EXERCISE AIM:
Repeat the data verbatim.

RECORDS PROVIDED:

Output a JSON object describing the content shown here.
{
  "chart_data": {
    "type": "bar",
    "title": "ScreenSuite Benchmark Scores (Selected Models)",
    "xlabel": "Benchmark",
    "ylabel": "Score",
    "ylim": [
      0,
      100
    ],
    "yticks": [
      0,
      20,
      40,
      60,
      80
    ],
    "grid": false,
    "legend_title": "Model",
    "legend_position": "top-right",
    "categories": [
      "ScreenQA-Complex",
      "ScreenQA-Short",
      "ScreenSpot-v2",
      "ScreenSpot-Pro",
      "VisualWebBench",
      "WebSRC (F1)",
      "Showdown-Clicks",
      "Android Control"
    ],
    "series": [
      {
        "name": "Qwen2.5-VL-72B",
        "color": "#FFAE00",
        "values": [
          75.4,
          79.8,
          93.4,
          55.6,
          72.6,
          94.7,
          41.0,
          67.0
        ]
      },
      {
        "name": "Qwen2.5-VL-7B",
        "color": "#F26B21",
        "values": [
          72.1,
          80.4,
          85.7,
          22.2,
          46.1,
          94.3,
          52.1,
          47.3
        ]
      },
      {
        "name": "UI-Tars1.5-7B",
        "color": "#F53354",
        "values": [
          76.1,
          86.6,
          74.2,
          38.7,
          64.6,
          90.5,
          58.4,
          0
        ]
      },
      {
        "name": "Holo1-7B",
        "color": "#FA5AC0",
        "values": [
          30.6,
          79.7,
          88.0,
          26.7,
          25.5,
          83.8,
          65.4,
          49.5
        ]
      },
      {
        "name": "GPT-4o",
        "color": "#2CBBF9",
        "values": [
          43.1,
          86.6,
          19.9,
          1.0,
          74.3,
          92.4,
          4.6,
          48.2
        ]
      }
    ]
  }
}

WRITTEN RESPONSE:
Output a JSON object describing the content shown here.
{
  "chart_data": {
    "type": "bar",
    "title": "ScreenSuite Benchmark Scores (Selected Models)",
    "xlabel": "Benchmark",
    "ylabel": "Score",
    "ylim": [
      0,
      100
    ],
    "yticks": [
      0,
      20,
      40,
      60,
      80
    ],
    "grid": false,
    "legend_title": "Model",
    "legend_position": "top-right",
    "categories": [
      "ScreenQA-Complex",
      "ScreenQA-Short",
      "ScreenSpot-v2",
      "ScreenSpot-Pro",
      "VisualWebBench",
      "WebSRC (F1)",
      "Showdown-Clicks",
      "Android Control"
    ],
    "series": [
      {
        "name": "Qwen2.5-VL-72B",
        "color": "#FFAE00",
        "values": [
          75.4,
          79.8,
          93.4,
          55.6,
          72.6,
          94.7,
          41.0,
          67.0
        ]
      },
      {
        "name": "Qwen2.5-VL-7B",
        "color": "#F26B21",
        "values": [
          72.1,
          80.4,
          85.7,
          22.2,
          46.1,
          94.3,
          52.1,
          47.3
        ]
      },
      {
        "name": "UI-Tars1.5-7B",
        "color": "#F53354",
        "values": [
          76.1,
          86.6,
          74.2,
          38.7,
          64.6,
          90.5,
          58.4,
          0
        ]
      },
      {
        "name": "Holo1-7B",
        "color": "#FA5AC0",
        "values": [
          30.6,
          79.7,
          88.0,
          26.7,
          25.5,
          83.8,
          65.4,
          49.5
        ]
      },
      {
        "name": "GPT-4o",
        "color": "#2CBBF9",
        "values": [
          43.1,
          86.6,
          19.9,
          1.0,
          74.3,
          92.4,
          4.6,
          48.2
        ]
      }
    ]
  }
}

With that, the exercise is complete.